** BEGIN Records to use **
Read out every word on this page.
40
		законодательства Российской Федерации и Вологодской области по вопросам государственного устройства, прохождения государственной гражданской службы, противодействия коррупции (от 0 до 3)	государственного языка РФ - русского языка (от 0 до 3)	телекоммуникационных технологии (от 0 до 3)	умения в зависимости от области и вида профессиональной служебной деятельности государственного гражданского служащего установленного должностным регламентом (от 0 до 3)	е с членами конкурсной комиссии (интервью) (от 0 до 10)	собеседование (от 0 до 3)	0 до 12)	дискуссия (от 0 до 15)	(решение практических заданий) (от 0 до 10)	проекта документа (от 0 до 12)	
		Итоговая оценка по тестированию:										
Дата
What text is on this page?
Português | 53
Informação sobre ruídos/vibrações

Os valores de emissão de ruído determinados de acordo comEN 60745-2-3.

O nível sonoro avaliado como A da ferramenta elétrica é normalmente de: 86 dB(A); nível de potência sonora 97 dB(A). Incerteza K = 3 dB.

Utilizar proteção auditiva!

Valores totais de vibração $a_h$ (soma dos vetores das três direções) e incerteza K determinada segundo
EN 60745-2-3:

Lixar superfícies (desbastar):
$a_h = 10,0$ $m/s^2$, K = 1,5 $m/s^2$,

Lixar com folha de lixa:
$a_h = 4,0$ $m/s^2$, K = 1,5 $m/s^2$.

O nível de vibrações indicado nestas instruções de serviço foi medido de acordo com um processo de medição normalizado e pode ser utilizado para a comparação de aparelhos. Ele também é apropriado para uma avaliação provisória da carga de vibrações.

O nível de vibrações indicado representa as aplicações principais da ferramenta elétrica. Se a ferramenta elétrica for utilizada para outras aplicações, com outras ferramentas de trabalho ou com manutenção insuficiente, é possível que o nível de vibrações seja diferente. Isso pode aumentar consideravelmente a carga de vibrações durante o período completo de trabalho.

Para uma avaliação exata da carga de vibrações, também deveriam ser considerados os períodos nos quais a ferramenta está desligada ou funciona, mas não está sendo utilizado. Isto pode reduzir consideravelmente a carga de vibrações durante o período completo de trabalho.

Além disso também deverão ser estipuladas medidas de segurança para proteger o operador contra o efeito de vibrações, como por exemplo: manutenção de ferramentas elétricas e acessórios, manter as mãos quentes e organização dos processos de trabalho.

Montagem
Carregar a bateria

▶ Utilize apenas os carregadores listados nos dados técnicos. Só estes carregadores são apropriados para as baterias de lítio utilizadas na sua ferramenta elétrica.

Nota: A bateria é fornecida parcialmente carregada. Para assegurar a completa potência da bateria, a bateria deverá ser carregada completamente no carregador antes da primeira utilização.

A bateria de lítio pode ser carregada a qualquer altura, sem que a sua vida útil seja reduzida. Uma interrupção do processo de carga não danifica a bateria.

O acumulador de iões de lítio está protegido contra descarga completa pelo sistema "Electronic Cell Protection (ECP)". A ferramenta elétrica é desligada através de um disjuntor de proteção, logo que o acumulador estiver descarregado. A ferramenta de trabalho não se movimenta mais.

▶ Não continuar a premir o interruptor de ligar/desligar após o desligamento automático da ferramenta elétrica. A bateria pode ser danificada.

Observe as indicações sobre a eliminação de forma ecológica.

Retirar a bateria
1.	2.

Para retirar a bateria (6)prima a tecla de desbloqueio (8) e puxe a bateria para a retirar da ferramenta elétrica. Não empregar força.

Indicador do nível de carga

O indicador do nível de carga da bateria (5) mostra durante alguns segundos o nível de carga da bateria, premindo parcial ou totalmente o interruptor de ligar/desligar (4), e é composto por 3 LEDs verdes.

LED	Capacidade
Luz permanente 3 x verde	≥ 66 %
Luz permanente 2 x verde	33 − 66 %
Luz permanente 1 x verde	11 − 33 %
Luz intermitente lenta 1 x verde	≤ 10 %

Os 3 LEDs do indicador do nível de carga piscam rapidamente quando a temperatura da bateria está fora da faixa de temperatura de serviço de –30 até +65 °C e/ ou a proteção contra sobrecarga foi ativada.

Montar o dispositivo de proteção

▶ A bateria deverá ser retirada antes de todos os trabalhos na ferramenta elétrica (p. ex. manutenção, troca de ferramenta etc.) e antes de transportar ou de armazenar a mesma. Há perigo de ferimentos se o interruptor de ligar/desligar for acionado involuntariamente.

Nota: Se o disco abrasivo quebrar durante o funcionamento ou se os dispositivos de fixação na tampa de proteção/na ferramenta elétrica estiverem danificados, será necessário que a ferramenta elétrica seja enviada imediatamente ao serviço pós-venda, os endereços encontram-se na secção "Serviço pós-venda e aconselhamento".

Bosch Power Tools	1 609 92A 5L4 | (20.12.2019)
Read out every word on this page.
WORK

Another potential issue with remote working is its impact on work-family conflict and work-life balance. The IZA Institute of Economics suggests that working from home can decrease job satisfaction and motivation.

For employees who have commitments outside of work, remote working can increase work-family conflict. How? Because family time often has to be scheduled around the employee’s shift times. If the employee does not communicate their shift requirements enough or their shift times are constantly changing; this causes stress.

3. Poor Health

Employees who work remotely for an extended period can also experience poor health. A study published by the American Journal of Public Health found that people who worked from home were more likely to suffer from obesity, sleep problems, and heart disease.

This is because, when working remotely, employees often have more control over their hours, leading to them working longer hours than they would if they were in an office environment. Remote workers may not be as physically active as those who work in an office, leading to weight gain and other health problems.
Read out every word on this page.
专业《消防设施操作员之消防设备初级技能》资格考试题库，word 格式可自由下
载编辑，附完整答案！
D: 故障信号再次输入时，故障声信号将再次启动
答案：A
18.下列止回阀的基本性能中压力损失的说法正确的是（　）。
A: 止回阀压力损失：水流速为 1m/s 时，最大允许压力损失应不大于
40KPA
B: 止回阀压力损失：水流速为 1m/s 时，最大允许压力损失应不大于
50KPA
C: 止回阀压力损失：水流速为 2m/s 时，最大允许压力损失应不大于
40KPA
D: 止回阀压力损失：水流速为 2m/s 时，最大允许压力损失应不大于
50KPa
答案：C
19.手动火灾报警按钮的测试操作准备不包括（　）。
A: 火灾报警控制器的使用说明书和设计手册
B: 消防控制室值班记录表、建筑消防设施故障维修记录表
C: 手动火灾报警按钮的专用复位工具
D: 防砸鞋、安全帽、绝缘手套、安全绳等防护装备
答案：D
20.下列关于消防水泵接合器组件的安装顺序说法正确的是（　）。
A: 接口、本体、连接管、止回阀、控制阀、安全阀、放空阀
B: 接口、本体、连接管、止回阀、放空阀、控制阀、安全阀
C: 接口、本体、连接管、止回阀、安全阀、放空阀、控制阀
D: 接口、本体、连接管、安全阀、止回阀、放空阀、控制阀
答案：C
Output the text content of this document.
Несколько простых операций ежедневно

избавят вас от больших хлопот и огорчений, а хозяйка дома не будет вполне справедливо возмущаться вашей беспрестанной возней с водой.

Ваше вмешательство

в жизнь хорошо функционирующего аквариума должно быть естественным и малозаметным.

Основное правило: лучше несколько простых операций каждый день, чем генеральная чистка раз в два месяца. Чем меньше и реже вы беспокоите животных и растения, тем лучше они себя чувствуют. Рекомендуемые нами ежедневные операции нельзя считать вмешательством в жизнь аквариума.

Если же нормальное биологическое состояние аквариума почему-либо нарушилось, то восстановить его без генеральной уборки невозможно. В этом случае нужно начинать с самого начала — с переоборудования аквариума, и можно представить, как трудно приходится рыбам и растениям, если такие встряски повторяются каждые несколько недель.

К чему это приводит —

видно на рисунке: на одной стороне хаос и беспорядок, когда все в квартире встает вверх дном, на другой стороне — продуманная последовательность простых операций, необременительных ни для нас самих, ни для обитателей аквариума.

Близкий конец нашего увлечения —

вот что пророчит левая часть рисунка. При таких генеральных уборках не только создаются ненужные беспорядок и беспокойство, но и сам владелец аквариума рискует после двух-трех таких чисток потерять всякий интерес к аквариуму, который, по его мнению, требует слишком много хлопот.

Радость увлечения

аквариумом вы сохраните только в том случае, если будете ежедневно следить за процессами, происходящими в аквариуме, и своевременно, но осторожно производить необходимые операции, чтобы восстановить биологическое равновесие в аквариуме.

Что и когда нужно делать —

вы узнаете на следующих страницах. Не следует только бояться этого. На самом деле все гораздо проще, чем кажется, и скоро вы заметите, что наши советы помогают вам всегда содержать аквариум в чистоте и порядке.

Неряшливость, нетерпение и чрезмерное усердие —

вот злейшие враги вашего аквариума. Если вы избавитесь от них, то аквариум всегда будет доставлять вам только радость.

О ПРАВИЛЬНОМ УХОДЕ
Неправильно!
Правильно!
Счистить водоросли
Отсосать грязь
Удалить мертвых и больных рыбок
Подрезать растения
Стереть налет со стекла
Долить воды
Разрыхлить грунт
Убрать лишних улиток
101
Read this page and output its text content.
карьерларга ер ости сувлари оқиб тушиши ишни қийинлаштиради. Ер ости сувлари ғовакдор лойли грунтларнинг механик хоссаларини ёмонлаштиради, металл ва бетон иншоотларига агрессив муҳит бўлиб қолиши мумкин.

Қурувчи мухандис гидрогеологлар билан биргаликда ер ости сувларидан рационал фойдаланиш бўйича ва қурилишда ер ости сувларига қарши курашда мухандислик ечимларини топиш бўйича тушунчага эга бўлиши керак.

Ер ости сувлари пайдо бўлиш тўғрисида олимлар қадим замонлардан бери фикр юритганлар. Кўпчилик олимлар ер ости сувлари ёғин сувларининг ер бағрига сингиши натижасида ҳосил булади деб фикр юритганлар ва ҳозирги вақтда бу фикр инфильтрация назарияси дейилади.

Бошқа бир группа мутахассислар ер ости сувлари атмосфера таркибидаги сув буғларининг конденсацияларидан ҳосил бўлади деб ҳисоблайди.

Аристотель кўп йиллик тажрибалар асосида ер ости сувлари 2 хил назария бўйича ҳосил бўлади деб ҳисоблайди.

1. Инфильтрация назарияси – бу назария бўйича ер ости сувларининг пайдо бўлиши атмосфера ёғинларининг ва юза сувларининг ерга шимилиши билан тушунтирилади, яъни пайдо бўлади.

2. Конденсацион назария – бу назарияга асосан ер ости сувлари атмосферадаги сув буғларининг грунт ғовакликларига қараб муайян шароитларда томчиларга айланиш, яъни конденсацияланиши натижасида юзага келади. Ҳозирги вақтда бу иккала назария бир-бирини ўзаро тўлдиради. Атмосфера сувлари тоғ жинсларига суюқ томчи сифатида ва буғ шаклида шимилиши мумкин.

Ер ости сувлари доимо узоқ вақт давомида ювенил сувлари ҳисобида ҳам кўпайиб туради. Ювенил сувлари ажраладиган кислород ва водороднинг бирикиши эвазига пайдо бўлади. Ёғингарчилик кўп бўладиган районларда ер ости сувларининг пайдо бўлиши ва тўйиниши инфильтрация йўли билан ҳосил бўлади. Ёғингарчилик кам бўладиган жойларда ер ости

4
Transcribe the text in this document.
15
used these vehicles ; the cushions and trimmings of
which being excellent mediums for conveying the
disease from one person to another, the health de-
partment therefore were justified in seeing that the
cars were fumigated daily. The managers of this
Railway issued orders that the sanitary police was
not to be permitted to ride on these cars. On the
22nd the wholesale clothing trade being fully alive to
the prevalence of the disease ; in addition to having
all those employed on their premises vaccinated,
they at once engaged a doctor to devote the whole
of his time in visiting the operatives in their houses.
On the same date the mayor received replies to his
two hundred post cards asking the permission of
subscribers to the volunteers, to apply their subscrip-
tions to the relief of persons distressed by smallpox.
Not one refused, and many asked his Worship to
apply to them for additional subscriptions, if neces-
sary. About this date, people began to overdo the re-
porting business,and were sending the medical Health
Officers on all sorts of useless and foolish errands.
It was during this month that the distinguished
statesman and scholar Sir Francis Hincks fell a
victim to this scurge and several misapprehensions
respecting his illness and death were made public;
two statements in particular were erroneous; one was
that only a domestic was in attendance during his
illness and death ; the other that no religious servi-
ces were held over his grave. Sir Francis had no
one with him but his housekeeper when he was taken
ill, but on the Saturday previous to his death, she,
** END Records to use **
Locate all lines holding the word "止回阀压力损失", then copy them out.

A: 止回阀压力损失：水流速为 1m/s 时，最大允许压力损失应不大于
B: 止回阀压力损失：水流速为 1m/s 时，最大允许压力损失应不大于
C: 止回阀压力损失：水流速为 2m/s 时，最大允许压力损失应不大于
D: 止回阀压力损失：水流速为 2m/s 时，最大允许压力损失应不大于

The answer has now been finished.